**REQUIREMENT**. Scan the records for the string "второго"; copy each line where it occurs.

**PROVIDED DATA**.
•••••

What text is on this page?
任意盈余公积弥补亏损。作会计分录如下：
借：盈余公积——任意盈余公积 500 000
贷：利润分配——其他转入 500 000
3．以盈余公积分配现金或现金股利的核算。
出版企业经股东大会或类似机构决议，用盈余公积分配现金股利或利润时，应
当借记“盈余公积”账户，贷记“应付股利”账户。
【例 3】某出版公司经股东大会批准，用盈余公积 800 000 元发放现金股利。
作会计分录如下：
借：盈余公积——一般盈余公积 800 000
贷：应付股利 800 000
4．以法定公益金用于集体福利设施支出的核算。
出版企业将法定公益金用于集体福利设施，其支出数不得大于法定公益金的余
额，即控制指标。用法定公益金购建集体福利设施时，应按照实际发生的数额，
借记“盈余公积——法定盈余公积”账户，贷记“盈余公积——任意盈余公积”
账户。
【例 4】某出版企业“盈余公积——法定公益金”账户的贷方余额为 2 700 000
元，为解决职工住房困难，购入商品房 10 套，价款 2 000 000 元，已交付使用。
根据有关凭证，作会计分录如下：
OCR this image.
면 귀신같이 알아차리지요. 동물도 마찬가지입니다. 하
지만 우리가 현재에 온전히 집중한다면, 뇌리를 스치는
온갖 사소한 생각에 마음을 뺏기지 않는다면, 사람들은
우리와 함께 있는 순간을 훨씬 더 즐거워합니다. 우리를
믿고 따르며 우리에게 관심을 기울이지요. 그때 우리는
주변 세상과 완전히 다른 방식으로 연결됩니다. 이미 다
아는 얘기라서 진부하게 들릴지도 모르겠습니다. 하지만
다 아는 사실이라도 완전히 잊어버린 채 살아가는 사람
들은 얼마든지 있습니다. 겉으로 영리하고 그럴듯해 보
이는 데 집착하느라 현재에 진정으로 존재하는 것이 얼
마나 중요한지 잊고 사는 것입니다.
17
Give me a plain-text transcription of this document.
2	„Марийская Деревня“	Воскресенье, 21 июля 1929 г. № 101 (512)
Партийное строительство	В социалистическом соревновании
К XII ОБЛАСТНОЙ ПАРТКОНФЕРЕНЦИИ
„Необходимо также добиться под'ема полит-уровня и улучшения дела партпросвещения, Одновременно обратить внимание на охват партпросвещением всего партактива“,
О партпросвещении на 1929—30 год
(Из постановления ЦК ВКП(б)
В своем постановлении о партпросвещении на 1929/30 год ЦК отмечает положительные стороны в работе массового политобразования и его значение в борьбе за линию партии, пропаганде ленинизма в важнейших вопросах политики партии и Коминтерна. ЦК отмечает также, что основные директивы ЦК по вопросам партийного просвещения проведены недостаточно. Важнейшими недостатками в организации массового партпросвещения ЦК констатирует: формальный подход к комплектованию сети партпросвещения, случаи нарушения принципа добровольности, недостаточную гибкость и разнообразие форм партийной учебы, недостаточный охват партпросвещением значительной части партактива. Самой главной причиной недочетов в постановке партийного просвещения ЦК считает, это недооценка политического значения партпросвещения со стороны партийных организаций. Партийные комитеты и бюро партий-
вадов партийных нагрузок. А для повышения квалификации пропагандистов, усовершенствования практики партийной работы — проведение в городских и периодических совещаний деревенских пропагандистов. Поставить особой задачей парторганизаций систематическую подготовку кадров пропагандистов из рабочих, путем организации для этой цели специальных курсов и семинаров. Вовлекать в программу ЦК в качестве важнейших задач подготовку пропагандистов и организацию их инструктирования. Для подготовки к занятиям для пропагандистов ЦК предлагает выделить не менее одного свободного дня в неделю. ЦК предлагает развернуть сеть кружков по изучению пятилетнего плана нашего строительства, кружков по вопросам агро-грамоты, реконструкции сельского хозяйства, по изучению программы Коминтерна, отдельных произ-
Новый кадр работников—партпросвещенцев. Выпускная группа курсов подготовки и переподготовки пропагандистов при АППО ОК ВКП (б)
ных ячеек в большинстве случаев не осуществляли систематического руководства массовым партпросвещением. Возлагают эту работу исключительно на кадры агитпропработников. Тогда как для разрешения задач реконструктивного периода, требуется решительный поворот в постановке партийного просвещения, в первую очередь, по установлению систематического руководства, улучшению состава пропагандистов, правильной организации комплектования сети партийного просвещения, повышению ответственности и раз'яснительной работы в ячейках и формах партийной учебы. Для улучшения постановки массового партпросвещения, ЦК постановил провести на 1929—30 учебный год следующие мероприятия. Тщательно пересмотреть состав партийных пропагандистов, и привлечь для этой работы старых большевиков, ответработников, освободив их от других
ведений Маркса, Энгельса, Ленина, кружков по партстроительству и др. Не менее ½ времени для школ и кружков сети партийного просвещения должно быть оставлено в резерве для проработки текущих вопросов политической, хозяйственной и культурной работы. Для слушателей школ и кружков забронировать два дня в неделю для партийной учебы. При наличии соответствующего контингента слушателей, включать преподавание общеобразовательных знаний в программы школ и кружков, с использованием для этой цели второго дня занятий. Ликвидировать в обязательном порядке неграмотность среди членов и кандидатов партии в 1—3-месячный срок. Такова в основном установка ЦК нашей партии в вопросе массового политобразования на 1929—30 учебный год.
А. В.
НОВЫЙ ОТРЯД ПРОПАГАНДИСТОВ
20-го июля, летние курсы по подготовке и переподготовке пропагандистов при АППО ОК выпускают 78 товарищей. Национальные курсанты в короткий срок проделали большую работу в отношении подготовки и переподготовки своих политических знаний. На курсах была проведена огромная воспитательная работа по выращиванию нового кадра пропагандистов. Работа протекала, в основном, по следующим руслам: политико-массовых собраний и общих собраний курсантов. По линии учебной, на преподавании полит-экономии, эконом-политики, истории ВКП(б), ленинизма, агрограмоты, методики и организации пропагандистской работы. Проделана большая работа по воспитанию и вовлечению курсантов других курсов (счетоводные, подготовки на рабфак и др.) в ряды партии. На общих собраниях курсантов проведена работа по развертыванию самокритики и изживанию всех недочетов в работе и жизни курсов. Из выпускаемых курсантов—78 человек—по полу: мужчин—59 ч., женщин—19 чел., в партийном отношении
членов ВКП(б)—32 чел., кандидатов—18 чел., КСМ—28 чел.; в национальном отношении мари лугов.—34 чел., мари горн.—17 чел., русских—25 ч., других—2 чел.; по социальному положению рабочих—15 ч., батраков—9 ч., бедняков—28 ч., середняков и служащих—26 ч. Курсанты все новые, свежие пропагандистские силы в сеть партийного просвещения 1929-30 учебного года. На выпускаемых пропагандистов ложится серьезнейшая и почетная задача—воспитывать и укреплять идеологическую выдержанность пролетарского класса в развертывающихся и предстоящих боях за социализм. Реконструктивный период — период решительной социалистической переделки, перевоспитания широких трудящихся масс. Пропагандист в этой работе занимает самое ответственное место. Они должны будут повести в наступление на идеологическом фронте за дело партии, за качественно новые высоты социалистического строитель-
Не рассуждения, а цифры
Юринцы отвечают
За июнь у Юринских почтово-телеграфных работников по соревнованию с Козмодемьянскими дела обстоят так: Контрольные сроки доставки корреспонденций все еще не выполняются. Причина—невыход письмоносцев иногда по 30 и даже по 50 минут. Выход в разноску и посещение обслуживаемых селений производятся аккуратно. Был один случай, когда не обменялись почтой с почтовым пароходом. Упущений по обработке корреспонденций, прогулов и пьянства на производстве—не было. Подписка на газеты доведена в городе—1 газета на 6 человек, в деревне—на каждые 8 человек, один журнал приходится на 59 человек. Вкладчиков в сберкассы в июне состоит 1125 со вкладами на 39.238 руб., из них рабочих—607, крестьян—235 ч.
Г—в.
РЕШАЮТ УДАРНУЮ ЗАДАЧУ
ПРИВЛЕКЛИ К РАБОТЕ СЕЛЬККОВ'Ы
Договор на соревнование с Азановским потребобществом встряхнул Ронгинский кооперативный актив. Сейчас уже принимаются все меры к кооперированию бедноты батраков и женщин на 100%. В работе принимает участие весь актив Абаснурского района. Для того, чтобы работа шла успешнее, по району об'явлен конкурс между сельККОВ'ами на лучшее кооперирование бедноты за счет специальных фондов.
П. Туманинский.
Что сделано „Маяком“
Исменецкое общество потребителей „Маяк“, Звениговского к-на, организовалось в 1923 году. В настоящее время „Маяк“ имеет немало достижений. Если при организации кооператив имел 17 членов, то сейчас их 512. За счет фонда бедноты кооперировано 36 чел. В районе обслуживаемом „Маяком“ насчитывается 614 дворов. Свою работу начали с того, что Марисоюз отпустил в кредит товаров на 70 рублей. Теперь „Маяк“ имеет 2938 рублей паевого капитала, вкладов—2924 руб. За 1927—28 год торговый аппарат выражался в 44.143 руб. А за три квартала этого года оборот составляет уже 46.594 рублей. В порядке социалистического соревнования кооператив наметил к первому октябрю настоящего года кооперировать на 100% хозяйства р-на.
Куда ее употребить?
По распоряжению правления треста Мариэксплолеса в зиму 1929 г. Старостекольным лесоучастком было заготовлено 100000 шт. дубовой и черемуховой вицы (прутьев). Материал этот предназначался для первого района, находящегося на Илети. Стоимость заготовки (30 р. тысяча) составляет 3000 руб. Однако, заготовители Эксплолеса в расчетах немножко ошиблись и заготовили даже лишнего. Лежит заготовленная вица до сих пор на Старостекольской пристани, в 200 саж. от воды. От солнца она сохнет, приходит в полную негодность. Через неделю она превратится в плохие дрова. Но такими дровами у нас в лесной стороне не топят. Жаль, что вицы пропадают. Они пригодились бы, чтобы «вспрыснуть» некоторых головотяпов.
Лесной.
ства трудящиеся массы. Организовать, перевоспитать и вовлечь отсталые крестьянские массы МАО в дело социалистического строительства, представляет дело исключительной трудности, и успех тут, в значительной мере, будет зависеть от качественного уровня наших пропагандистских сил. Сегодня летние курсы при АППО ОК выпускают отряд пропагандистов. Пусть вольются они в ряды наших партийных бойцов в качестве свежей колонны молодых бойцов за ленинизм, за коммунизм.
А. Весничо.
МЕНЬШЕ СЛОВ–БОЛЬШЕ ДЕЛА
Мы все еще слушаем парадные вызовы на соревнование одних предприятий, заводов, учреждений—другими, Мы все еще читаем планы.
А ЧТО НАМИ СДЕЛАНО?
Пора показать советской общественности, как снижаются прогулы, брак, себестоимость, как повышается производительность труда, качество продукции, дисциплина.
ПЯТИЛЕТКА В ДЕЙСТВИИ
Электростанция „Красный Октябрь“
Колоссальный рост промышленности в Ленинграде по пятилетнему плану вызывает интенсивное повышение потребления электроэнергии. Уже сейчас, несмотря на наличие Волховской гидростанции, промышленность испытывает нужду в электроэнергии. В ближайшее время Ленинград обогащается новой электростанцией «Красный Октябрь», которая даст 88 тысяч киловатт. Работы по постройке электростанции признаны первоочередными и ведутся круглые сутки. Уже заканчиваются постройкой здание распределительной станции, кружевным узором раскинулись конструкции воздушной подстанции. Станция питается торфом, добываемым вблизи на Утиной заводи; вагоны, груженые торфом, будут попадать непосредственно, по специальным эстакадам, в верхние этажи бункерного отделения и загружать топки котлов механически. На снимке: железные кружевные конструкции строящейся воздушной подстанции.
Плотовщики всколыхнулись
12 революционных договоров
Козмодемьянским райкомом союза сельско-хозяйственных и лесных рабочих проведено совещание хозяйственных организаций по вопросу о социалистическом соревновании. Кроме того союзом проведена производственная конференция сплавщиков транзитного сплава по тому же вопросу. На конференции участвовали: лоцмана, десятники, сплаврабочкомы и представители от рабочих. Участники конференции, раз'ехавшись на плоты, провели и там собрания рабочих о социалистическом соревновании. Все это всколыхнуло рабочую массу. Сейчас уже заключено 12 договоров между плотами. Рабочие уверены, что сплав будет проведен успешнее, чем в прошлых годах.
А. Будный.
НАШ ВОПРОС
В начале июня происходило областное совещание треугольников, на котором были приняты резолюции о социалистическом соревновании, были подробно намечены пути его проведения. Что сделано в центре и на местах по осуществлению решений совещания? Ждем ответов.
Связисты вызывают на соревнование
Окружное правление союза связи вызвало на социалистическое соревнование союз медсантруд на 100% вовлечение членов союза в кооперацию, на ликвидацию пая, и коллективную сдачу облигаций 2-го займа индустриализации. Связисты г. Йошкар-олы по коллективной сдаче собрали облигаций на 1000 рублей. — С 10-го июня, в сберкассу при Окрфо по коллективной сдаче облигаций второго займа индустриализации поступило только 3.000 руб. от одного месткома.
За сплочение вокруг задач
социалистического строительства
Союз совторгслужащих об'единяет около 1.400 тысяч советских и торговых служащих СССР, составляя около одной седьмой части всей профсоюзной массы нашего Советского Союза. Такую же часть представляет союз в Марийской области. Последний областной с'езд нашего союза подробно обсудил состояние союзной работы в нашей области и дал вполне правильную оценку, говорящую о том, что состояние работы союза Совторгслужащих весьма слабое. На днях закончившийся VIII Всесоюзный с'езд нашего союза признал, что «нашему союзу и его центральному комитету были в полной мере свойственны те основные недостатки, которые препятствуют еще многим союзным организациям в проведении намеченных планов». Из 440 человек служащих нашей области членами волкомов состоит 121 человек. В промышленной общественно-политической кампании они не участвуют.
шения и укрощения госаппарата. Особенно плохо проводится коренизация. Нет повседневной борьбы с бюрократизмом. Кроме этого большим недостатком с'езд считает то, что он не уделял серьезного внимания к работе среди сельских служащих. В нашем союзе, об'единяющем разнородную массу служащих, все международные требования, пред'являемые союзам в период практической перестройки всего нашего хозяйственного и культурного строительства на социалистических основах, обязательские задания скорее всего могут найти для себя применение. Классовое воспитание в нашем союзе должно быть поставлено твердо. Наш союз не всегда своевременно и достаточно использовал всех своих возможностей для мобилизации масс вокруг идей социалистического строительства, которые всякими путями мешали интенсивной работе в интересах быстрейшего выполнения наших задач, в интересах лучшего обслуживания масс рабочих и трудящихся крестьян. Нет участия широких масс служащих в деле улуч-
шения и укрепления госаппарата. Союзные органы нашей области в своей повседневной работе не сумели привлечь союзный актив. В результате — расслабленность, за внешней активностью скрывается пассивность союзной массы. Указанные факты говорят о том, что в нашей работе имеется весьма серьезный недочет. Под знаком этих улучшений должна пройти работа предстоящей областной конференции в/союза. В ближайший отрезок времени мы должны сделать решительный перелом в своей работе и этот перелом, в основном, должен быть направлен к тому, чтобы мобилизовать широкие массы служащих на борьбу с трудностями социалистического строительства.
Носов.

•••••

**EXPECTED ANSWER**.
ведений Маркса, Энгельса, Ленина, кружков по партстроительству и др. Не менее ½ времени для школ и кружков сети партийного просвещения должно быть оставлено в резерве для проработки текущих вопросов политической, хозяйственной и культурной работы. Для слушателей школ и кружков забронировать два дня в неделю для партийной учебы. При наличии соответствующего контингента слушателей, включать преподавание общеобразовательных знаний в программы школ и кружков, с использованием для этой цели второго дня занятий. Ликвидировать в обязательном порядке неграмотность среди членов и кандидатов партии в 1—3-месячный срок. Такова в основном установка ЦК нашей партии в вопросе массового политобразования на 1929—30 учебный год.
Окружное правление союза связи вызвало на социалистическое соревнование союз медсантруд на 100% вовлечение членов союза в кооперацию, на ликвидацию пая, и коллективную сдачу облигаций 2-го займа индустриализации. Связисты г. Йошкар-олы по коллективной сдаче собрали облигаций на 1000 рублей. — С 10-го июня, в сберкассу при Окрфо по коллективной сдаче облигаций второго займа индустриализации поступило только 3.000 руб. от одного месткома.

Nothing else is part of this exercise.